>> BEGIN
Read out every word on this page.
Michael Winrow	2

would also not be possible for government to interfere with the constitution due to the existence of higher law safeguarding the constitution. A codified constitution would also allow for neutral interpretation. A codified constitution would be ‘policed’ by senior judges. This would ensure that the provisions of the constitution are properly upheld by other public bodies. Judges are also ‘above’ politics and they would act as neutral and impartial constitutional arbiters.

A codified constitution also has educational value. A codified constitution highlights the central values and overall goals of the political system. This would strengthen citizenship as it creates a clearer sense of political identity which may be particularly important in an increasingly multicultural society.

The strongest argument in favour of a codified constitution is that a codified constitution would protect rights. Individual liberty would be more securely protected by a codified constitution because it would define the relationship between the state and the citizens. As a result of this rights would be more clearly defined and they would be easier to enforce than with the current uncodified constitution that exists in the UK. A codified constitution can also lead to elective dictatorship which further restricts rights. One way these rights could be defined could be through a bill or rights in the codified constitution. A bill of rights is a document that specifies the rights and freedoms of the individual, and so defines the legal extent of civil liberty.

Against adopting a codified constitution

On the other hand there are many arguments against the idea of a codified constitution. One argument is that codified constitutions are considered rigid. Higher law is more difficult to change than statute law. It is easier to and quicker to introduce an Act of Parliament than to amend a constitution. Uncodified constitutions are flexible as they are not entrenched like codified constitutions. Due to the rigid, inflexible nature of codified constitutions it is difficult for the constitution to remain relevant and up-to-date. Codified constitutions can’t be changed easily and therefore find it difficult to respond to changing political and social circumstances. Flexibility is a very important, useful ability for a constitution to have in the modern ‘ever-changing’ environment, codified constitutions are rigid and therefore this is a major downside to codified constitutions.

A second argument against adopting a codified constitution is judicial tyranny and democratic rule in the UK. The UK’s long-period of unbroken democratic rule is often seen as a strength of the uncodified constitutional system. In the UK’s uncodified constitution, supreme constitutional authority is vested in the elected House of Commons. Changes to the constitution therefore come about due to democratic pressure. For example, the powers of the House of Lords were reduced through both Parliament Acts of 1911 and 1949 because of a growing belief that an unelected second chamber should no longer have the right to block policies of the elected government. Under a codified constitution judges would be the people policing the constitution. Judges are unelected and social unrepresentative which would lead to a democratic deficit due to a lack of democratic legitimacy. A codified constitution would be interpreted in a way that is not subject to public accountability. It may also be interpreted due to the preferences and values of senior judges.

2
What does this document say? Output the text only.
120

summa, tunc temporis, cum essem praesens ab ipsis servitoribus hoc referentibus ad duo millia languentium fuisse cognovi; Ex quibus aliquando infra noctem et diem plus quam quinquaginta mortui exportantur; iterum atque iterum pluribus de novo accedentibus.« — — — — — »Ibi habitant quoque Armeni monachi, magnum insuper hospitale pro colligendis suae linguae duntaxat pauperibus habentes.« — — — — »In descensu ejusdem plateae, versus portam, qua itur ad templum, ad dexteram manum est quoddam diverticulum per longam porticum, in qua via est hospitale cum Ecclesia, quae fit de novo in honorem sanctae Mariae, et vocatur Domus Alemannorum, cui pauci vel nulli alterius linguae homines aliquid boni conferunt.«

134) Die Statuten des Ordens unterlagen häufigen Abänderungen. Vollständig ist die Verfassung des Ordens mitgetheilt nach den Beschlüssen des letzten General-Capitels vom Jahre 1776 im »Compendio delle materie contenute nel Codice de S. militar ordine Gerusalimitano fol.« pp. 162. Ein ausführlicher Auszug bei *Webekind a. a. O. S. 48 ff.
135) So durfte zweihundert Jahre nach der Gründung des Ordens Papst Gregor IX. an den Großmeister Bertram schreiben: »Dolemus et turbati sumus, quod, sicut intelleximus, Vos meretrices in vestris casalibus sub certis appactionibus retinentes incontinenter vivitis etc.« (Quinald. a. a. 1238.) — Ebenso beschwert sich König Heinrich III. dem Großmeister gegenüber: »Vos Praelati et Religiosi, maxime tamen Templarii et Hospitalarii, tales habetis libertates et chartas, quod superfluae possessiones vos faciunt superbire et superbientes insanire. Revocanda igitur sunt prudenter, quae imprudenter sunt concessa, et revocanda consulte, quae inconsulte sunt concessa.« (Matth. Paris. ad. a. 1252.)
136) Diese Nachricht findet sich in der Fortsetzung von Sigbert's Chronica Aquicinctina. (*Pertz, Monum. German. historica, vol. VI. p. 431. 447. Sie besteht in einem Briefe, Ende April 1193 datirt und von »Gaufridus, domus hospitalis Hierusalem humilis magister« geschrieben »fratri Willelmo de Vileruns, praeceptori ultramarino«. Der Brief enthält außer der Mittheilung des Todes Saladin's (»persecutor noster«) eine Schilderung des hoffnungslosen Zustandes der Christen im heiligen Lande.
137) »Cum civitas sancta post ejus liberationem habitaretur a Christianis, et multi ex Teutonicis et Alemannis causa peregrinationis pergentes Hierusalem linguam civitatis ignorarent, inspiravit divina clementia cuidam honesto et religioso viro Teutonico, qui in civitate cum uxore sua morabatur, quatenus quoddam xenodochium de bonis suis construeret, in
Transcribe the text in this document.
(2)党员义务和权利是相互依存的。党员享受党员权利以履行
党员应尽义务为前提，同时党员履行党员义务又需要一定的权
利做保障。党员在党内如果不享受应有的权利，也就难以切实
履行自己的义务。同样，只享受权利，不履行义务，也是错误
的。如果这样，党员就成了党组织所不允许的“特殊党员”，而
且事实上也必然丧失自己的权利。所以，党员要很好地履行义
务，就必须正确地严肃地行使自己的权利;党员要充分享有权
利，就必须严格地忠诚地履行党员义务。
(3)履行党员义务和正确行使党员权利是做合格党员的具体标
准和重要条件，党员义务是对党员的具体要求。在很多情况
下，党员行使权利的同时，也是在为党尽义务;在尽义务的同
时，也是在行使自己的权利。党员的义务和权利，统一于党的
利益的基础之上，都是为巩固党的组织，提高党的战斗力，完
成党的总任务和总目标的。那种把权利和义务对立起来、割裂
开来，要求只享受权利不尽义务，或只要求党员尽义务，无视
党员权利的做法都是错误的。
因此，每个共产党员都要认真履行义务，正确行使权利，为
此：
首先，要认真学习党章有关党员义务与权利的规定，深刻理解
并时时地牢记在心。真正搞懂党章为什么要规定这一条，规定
>> END
The full set of records should be duplicated exactly.

Final result →
Read out every word on this page.
Michael Winrow	2

would also not be possible for government to interfere with the constitution due to the existence of higher law safeguarding the constitution. A codified constitution would also allow for neutral interpretation. A codified constitution would be ‘policed’ by senior judges. This would ensure that the provisions of the constitution are properly upheld by other public bodies. Judges are also ‘above’ politics and they would act as neutral and impartial constitutional arbiters.

A codified constitution also has educational value. A codified constitution highlights the central values and overall goals of the political system. This would strengthen citizenship as it creates a clearer sense of political identity which may be particularly important in an increasingly multicultural society.

The strongest argument in favour of a codified constitution is that a codified constitution would protect rights. Individual liberty would be more securely protected by a codified constitution because it would define the relationship between the state and the citizens. As a result of this rights would be more clearly defined and they would be easier to enforce than with the current uncodified constitution that exists in the UK. A codified constitution can also lead to elective dictatorship which further restricts rights. One way these rights could be defined could be through a bill or rights in the codified constitution. A bill of rights is a document that specifies the rights and freedoms of the individual, and so defines the legal extent of civil liberty.

Against adopting a codified constitution

On the other hand there are many arguments against the idea of a codified constitution. One argument is that codified constitutions are considered rigid. Higher law is more difficult to change than statute law. It is easier to and quicker to introduce an Act of Parliament than to amend a constitution. Uncodified constitutions are flexible as they are not entrenched like codified constitutions. Due to the rigid, inflexible nature of codified constitutions it is difficult for the constitution to remain relevant and up-to-date. Codified constitutions can’t be changed easily and therefore find it difficult to respond to changing political and social circumstances. Flexibility is a very important, useful ability for a constitution to have in the modern ‘ever-changing’ environment, codified constitutions are rigid and therefore this is a major downside to codified constitutions.

A second argument against adopting a codified constitution is judicial tyranny and democratic rule in the UK. The UK’s long-period of unbroken democratic rule is often seen as a strength of the uncodified constitutional system. In the UK’s uncodified constitution, supreme constitutional authority is vested in the elected House of Commons. Changes to the constitution therefore come about due to democratic pressure. For example, the powers of the House of Lords were reduced through both Parliament Acts of 1911 and 1949 because of a growing belief that an unelected second chamber should no longer have the right to block policies of the elected government. Under a codified constitution judges would be the people policing the constitution. Judges are unelected and social unrepresentative which would lead to a democratic deficit due to a lack of democratic legitimacy. A codified constitution would be interpreted in a way that is not subject to public accountability. It may also be interpreted due to the preferences and values of senior judges.

2
What does this document say? Output the text only.
120

summa, tunc temporis, cum essem praesens ab ipsis servitoribus hoc referentibus ad duo millia languentium fuisse cognovi; Ex quibus aliquando infra noctem et diem plus quam quinquaginta mortui exportantur; iterum atque iterum pluribus de novo accedentibus.« — — — — — »Ibi habitant quoque Armeni monachi, magnum insuper hospitale pro colligendis suae linguae duntaxat pauperibus habentes.« — — — — »In descensu ejusdem plateae, versus portam, qua itur ad templum, ad dexteram manum est quoddam diverticulum per longam porticum, in qua via est hospitale cum Ecclesia, quae fit de novo in honorem sanctae Mariae, et vocatur Domus Alemannorum, cui pauci vel nulli alterius linguae homines aliquid boni conferunt.«

134) Die Statuten des Ordens unterlagen häufigen Abänderungen. Vollständig ist die Verfassung des Ordens mitgetheilt nach den Beschlüssen des letzten General-Capitels vom Jahre 1776 im »Compendio delle materie contenute nel Codice de S. militar ordine Gerusalimitano fol.« pp. 162. Ein ausführlicher Auszug bei *Webekind a. a. O. S. 48 ff.
135) So durfte zweihundert Jahre nach der Gründung des Ordens Papst Gregor IX. an den Großmeister Bertram schreiben: »Dolemus et turbati sumus, quod, sicut intelleximus, Vos meretrices in vestris casalibus sub certis appactionibus retinentes incontinenter vivitis etc.« (Quinald. a. a. 1238.) — Ebenso beschwert sich König Heinrich III. dem Großmeister gegenüber: »Vos Praelati et Religiosi, maxime tamen Templarii et Hospitalarii, tales habetis libertates et chartas, quod superfluae possessiones vos faciunt superbire et superbientes insanire. Revocanda igitur sunt prudenter, quae imprudenter sunt concessa, et revocanda consulte, quae inconsulte sunt concessa.« (Matth. Paris. ad. a. 1252.)
136) Diese Nachricht findet sich in der Fortsetzung von Sigbert's Chronica Aquicinctina. (*Pertz, Monum. German. historica, vol. VI. p. 431. 447. Sie besteht in einem Briefe, Ende April 1193 datirt und von »Gaufridus, domus hospitalis Hierusalem humilis magister« geschrieben »fratri Willelmo de Vileruns, praeceptori ultramarino«. Der Brief enthält außer der Mittheilung des Todes Saladin's (»persecutor noster«) eine Schilderung des hoffnungslosen Zustandes der Christen im heiligen Lande.
137) »Cum civitas sancta post ejus liberationem habitaretur a Christianis, et multi ex Teutonicis et Alemannis causa peregrinationis pergentes Hierusalem linguam civitatis ignorarent, inspiravit divina clementia cuidam honesto et religioso viro Teutonico, qui in civitate cum uxore sua morabatur, quatenus quoddam xenodochium de bonis suis construeret, in
Transcribe the text in this document.
(2)党员义务和权利是相互依存的。党员享受党员权利以履行
党员应尽义务为前提，同时党员履行党员义务又需要一定的权
利做保障。党员在党内如果不享受应有的权利，也就难以切实
履行自己的义务。同样，只享受权利，不履行义务，也是错误
的。如果这样，党员就成了党组织所不允许的“特殊党员”，而
且事实上也必然丧失自己的权利。所以，党员要很好地履行义
务，就必须正确地严肃地行使自己的权利;党员要充分享有权
利，就必须严格地忠诚地履行党员义务。
(3)履行党员义务和正确行使党员权利是做合格党员的具体标
准和重要条件，党员义务是对党员的具体要求。在很多情况
下，党员行使权利的同时，也是在为党尽义务;在尽义务的同
时，也是在行使自己的权利。党员的义务和权利，统一于党的
利益的基础之上，都是为巩固党的组织，提高党的战斗力，完
成党的总任务和总目标的。那种把权利和义务对立起来、割裂
开来，要求只享受权利不尽义务，或只要求党员尽义务，无视
党员权利的做法都是错误的。
因此，每个共产党员都要认真履行义务，正确行使权利，为
此：
首先，要认真学习党章有关党员义务与权利的规定，深刻理解
并时时地牢记在心。真正搞懂党章为什么要规定这一条，规定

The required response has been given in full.